_Directive_
Report only the number of lines holding "Galenus".

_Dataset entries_
[start]
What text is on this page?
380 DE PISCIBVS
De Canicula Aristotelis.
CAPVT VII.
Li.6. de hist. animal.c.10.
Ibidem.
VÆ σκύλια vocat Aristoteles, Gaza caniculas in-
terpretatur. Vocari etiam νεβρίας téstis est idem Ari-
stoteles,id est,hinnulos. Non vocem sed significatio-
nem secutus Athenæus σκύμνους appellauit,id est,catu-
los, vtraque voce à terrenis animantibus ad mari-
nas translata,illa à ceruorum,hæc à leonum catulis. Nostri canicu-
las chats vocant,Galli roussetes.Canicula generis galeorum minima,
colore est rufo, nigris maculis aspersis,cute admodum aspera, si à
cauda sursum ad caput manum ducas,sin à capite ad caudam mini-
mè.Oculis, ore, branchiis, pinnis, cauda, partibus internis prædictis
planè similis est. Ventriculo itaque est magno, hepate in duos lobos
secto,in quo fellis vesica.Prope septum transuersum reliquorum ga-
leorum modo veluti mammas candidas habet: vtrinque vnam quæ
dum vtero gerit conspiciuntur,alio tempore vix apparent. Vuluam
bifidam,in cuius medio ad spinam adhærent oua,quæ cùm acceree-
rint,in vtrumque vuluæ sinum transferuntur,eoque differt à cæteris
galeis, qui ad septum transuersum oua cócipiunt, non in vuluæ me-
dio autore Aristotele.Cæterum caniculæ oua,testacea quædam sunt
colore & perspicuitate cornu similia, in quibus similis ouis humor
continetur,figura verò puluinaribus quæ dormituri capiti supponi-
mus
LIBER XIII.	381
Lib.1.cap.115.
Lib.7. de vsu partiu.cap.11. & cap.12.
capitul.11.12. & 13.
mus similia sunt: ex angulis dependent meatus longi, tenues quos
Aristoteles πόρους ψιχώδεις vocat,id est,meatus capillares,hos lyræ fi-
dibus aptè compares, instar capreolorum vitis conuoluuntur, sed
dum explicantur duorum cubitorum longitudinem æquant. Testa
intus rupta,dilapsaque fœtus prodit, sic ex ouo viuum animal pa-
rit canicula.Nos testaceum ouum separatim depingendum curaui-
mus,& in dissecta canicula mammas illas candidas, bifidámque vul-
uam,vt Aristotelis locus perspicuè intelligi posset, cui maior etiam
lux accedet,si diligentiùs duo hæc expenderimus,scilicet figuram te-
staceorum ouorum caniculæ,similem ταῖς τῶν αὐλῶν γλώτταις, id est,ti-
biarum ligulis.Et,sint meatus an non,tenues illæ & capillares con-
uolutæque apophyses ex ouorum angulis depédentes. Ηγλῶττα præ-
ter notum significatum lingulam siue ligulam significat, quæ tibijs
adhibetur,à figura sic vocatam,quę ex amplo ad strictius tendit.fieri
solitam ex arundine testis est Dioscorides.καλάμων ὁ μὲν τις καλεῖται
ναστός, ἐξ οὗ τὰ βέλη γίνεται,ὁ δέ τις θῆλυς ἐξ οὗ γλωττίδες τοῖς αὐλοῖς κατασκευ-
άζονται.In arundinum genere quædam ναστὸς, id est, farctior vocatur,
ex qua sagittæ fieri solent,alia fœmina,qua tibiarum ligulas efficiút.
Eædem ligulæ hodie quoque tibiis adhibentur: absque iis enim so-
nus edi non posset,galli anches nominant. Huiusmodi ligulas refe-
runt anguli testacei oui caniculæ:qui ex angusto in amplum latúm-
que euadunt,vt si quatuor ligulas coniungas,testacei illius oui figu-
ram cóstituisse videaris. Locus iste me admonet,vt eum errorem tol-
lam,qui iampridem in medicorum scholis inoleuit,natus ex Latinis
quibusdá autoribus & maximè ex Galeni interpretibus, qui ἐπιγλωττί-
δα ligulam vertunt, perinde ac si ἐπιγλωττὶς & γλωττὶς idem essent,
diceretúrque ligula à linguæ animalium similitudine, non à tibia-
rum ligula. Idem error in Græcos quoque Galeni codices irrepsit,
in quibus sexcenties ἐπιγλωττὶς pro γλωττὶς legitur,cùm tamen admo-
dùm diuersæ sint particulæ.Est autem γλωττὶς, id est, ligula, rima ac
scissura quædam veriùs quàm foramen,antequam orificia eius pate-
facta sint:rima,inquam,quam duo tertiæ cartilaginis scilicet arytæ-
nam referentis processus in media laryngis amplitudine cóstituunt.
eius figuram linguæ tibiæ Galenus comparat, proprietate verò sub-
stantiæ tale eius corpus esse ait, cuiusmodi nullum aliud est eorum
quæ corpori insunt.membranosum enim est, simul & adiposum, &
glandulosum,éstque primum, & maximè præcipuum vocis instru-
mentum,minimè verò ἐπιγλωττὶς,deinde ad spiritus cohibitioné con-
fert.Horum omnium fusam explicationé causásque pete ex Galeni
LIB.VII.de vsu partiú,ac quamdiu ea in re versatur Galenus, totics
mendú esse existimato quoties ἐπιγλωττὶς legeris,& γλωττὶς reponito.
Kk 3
[end]
[start]
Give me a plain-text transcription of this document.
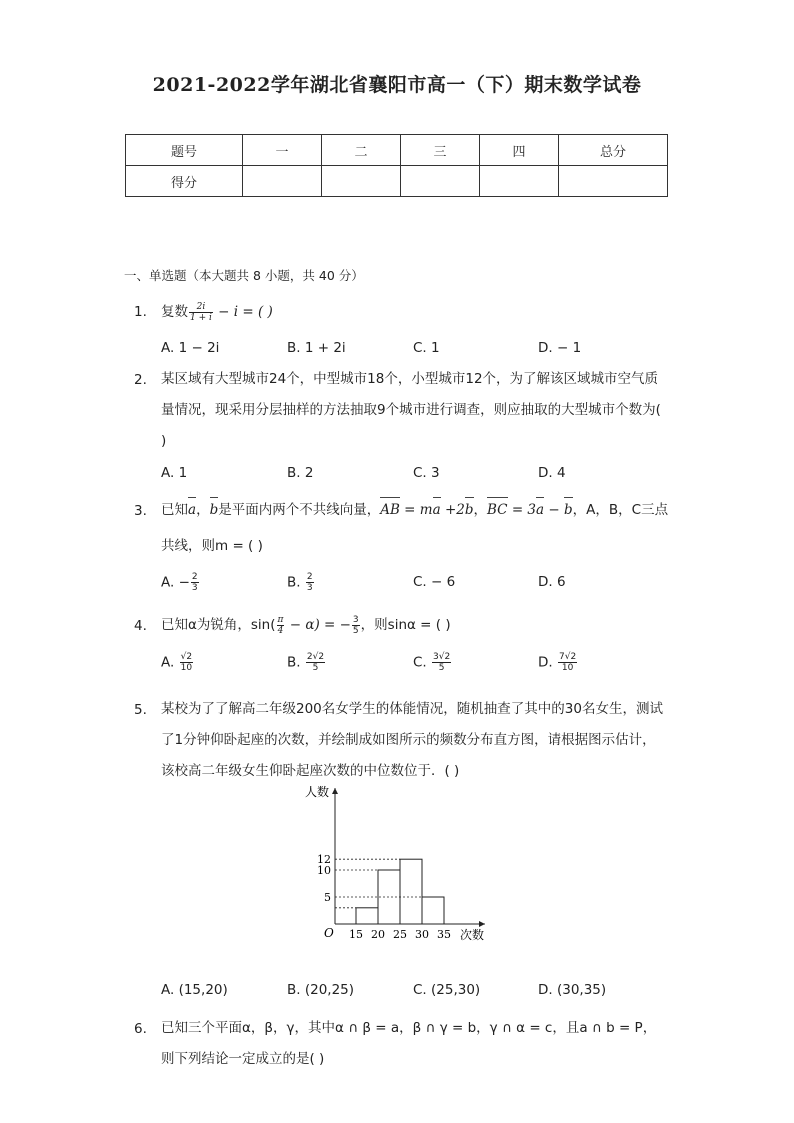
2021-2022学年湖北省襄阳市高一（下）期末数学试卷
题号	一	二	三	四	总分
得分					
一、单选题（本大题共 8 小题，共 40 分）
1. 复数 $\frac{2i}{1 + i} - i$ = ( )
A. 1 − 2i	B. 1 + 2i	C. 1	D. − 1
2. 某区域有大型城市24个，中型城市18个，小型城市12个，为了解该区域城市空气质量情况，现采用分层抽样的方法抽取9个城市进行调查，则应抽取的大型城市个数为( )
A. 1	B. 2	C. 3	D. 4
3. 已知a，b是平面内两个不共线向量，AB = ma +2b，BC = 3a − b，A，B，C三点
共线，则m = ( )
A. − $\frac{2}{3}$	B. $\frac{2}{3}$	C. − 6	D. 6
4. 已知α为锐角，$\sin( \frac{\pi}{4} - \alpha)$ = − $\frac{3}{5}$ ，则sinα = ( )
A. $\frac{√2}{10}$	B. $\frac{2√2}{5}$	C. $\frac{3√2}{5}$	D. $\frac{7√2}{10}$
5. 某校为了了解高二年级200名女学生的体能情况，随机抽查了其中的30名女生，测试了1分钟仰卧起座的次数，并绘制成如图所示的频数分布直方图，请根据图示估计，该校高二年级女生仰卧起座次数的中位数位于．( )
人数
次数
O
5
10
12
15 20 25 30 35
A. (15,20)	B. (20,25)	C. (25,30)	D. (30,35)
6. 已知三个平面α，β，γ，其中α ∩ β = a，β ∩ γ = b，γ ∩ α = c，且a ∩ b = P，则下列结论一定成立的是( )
[end]
_Task solution_
2